- [Challenge]
Copy all lines below containing "close".

- [Available data]

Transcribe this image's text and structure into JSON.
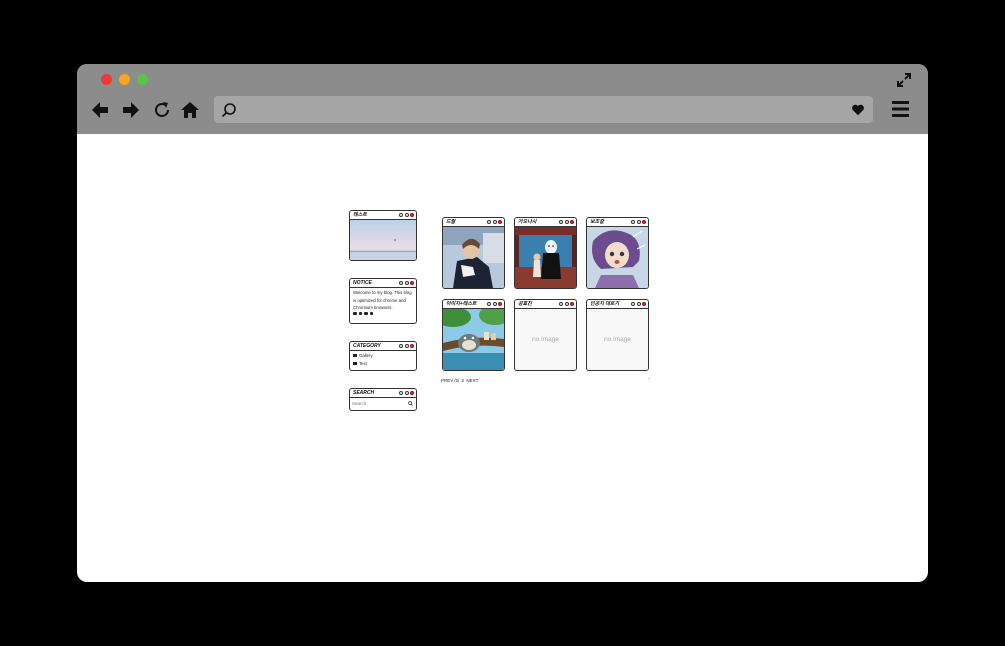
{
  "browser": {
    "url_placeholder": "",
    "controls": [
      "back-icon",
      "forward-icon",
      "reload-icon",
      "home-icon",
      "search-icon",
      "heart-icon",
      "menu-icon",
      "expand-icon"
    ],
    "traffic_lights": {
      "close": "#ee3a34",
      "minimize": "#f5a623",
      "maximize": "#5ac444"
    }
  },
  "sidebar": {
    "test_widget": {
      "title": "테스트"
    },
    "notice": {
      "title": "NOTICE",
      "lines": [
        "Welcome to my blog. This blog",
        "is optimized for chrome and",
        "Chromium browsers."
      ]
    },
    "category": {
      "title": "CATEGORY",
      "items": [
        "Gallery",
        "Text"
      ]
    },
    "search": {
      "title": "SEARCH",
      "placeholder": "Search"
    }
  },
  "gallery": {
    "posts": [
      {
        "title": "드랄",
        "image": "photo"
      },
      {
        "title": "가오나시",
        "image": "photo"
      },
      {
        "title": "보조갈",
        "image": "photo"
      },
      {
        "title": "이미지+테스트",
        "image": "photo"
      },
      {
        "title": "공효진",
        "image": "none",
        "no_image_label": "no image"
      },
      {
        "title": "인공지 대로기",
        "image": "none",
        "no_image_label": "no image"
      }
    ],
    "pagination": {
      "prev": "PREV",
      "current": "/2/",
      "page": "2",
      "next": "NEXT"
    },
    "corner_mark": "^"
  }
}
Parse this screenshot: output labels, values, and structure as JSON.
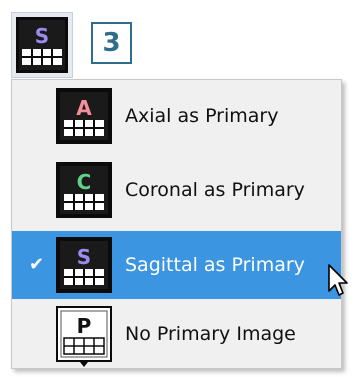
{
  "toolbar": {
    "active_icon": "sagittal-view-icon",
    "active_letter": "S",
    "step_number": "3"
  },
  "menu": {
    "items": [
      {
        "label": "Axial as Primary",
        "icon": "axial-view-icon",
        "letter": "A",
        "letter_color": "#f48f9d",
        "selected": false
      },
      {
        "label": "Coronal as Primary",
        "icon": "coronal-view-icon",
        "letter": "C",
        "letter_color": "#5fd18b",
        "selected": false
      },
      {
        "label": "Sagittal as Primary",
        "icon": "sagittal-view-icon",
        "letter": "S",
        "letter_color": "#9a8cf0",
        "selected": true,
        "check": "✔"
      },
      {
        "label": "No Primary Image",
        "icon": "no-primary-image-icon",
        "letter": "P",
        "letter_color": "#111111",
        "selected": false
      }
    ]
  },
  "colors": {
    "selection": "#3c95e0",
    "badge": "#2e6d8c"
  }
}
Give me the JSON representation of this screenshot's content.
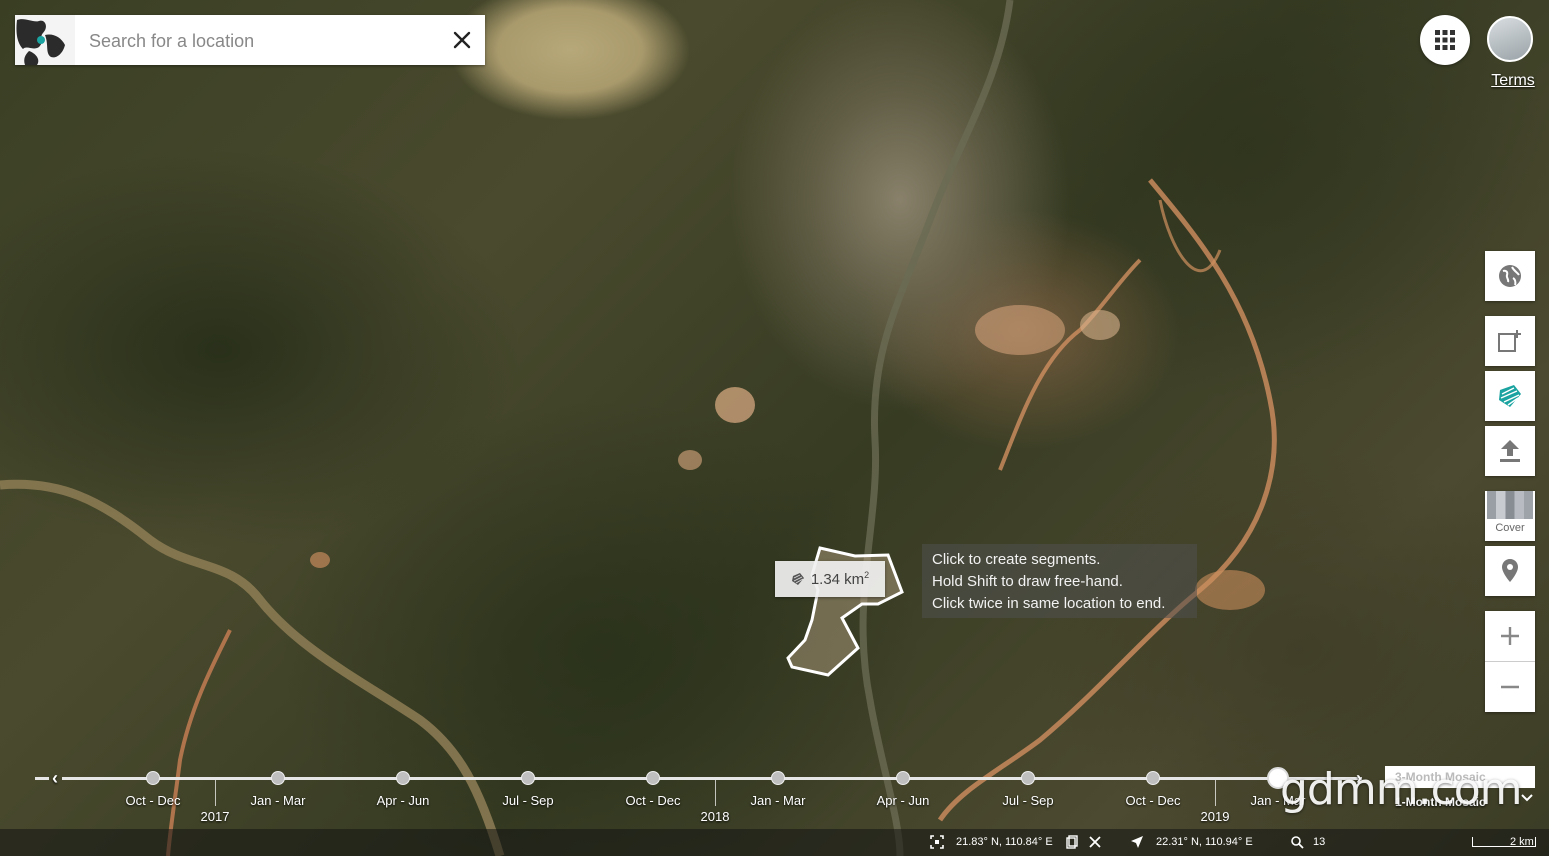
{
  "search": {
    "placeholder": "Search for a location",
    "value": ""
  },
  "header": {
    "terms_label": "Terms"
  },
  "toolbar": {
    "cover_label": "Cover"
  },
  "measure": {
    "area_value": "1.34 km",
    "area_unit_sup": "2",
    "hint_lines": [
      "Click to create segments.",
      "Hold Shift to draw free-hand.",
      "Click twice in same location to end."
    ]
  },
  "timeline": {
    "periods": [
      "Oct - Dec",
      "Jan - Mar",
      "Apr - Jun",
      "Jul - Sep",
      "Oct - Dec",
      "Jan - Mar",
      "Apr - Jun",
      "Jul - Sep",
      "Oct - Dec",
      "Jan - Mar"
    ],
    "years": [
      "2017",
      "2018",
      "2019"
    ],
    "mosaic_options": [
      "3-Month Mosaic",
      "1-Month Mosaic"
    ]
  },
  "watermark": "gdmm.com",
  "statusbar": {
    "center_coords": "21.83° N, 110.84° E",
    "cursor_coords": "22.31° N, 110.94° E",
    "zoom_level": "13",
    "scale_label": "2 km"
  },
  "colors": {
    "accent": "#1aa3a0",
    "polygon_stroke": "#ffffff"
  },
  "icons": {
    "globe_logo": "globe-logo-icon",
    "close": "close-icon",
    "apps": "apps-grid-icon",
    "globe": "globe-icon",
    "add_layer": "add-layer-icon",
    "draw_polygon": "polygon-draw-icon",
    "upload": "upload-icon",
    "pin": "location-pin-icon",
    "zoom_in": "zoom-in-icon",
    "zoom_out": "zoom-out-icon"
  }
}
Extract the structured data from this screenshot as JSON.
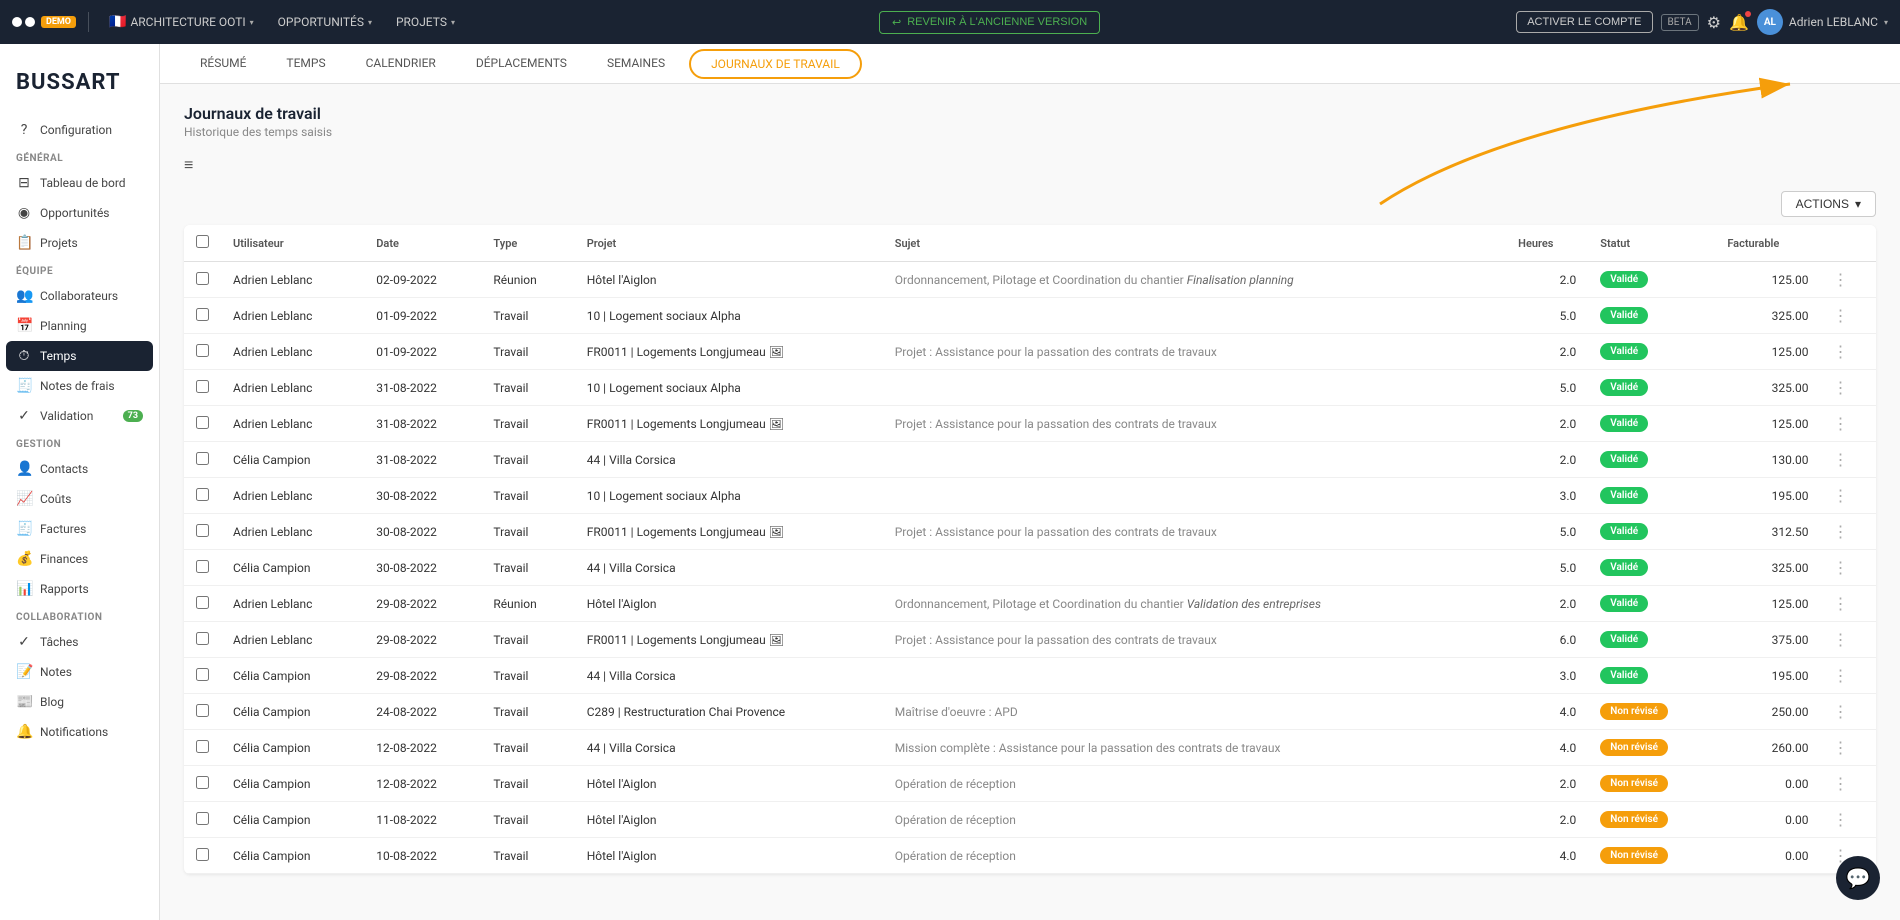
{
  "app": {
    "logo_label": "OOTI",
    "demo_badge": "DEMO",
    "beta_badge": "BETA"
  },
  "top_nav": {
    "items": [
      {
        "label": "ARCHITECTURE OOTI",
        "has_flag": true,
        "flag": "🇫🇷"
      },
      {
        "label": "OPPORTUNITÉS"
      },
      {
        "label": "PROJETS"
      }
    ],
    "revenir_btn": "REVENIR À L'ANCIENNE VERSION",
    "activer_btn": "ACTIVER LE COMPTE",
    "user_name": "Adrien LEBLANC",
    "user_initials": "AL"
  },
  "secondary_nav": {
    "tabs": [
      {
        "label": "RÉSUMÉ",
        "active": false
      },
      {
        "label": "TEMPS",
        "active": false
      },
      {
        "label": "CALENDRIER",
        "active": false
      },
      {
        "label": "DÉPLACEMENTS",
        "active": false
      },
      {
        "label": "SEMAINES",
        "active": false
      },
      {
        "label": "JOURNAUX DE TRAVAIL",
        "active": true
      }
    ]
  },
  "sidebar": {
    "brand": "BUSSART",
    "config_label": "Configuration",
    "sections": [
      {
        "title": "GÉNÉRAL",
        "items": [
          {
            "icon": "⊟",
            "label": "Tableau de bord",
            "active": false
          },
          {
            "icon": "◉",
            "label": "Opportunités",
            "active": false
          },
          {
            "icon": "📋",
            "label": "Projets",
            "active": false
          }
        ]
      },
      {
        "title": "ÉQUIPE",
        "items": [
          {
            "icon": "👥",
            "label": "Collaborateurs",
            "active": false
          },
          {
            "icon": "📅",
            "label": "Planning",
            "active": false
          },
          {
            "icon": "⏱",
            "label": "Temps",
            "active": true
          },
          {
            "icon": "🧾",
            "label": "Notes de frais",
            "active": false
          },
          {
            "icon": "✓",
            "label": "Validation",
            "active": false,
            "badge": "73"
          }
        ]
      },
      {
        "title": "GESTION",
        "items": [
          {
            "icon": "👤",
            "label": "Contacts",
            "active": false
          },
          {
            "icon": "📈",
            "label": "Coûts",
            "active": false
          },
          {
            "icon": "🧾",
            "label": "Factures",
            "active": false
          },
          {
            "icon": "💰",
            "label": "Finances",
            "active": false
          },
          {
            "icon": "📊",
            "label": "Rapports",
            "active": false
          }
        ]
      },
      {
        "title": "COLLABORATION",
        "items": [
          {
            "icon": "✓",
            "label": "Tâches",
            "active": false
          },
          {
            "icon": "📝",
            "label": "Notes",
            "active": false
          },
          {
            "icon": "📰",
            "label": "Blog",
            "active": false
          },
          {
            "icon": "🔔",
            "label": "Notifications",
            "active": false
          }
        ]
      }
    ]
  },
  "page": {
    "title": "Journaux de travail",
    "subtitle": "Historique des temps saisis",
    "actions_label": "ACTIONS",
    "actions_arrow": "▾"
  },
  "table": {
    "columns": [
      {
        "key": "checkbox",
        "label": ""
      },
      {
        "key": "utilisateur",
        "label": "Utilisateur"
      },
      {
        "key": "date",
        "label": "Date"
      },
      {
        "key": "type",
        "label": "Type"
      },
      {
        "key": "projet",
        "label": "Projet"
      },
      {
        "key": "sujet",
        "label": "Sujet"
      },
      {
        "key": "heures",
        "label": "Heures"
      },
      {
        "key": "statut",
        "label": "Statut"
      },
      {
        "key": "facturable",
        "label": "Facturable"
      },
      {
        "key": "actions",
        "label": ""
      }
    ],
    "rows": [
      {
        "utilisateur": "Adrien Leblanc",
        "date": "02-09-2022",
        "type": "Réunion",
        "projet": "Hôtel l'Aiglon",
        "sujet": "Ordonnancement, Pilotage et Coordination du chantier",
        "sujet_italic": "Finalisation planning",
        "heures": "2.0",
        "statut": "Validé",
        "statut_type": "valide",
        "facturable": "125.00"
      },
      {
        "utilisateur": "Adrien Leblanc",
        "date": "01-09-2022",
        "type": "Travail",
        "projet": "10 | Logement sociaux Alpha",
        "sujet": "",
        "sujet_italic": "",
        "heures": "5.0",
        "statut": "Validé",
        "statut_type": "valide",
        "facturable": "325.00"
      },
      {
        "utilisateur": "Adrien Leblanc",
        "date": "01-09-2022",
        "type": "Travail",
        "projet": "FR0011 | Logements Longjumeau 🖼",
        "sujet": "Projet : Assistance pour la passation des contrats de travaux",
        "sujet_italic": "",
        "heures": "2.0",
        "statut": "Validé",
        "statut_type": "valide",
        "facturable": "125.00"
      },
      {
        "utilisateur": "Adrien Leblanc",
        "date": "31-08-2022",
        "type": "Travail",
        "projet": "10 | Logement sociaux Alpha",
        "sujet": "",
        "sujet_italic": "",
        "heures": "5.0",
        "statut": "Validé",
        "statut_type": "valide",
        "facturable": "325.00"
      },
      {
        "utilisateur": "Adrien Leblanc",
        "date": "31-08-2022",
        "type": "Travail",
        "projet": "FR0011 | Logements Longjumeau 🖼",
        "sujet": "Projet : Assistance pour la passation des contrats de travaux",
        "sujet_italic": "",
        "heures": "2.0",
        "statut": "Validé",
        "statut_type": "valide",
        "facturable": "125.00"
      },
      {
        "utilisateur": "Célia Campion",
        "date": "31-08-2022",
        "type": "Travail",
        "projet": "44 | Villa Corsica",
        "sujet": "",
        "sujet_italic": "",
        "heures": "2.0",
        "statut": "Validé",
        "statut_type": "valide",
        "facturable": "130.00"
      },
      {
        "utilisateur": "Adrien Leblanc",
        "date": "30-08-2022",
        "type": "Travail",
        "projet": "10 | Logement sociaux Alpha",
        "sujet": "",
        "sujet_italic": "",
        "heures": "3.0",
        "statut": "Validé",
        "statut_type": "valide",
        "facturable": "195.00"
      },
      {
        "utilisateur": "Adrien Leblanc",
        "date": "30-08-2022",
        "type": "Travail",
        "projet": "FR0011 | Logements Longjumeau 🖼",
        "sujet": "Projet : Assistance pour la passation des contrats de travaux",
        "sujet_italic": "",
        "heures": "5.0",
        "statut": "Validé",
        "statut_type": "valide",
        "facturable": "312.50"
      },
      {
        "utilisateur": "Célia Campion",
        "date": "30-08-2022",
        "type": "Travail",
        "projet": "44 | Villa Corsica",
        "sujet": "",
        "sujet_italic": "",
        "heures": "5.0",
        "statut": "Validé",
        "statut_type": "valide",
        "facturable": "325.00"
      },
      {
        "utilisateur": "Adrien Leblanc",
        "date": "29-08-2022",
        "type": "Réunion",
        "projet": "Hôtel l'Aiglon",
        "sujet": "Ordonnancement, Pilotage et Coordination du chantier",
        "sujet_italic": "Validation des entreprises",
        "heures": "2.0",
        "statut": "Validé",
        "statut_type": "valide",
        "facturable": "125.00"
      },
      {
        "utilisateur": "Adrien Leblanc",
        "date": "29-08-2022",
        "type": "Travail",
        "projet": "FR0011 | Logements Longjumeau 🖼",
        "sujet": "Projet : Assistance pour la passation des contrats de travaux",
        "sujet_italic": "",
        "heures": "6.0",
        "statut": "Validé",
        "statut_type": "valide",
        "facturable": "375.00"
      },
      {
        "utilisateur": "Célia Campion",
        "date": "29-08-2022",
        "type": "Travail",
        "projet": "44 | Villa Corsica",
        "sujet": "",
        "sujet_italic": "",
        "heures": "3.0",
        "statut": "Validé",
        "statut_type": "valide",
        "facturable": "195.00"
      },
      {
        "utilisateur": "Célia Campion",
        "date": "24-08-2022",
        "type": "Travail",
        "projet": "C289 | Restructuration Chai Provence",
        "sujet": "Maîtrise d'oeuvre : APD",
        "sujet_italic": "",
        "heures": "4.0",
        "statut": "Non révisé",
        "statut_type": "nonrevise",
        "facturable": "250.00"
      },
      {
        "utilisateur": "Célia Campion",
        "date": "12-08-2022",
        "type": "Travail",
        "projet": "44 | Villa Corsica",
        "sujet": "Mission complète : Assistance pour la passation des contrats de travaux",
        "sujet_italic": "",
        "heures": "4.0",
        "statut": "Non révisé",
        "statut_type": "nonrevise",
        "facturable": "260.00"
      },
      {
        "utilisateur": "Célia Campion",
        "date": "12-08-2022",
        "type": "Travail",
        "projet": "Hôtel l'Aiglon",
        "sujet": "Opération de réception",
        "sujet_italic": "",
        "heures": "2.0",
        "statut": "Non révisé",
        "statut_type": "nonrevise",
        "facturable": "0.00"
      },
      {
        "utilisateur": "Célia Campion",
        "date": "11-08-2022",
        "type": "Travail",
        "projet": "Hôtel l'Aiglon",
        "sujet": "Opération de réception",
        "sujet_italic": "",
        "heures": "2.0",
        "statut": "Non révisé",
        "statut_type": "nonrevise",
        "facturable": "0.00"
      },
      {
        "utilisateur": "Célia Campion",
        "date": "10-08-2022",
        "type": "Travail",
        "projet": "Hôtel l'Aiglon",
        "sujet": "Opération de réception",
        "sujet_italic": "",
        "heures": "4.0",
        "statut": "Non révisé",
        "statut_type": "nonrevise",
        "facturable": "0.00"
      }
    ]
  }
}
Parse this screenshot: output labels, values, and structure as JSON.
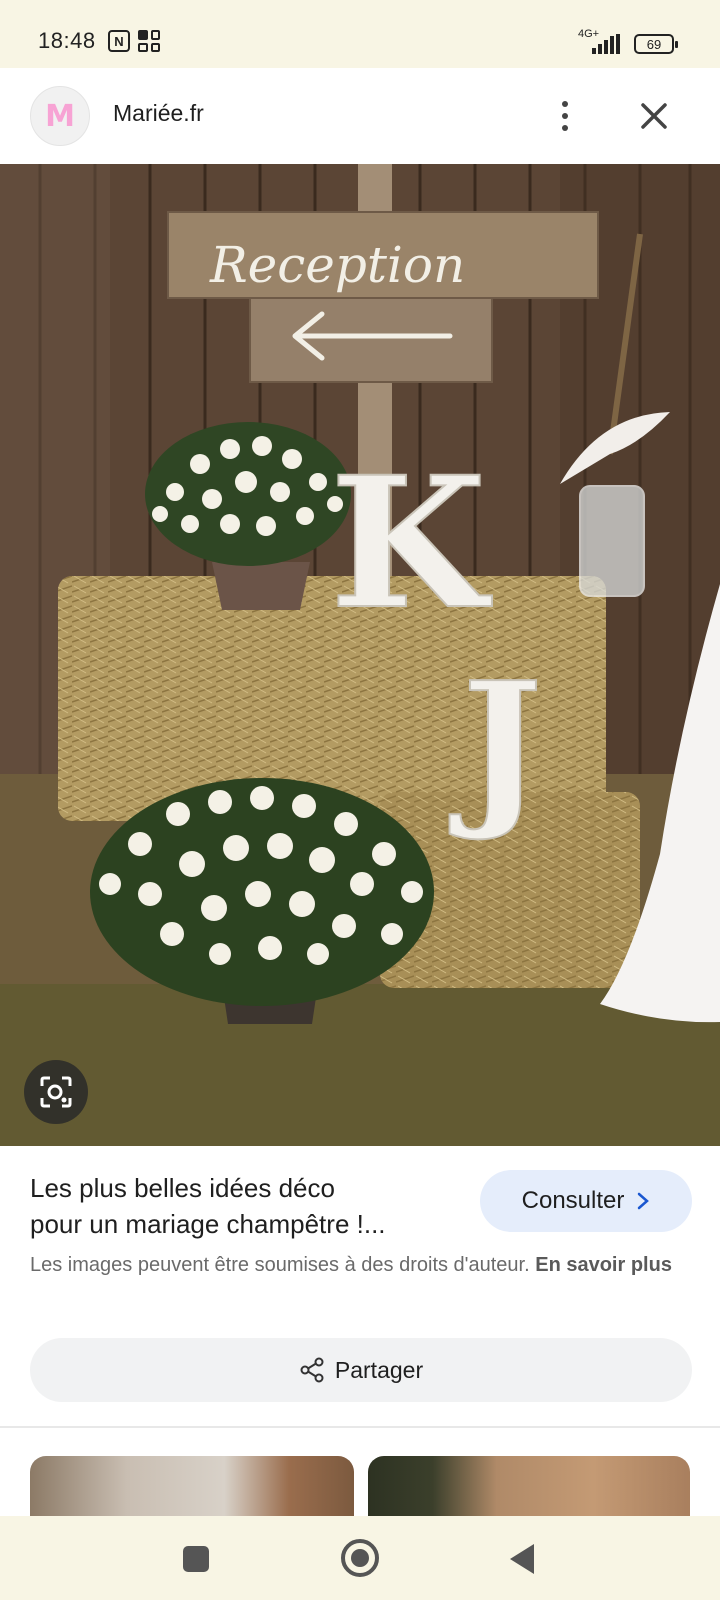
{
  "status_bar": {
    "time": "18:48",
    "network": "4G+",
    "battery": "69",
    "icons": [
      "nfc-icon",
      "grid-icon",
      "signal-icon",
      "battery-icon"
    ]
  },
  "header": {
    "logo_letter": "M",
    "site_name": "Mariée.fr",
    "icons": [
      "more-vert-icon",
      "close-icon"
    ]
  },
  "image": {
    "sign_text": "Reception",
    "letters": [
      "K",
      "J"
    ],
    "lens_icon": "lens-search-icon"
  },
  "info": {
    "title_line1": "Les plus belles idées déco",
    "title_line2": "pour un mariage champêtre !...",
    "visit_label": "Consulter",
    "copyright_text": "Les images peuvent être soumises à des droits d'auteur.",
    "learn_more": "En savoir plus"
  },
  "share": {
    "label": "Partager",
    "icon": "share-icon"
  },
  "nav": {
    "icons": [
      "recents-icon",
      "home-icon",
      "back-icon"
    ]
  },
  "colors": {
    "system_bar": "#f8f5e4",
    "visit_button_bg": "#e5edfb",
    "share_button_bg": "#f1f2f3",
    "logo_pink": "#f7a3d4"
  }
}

- [Answer to the exercise]
      "close": "#ee3a34",
    "close": "close-icon",
      "close-icon"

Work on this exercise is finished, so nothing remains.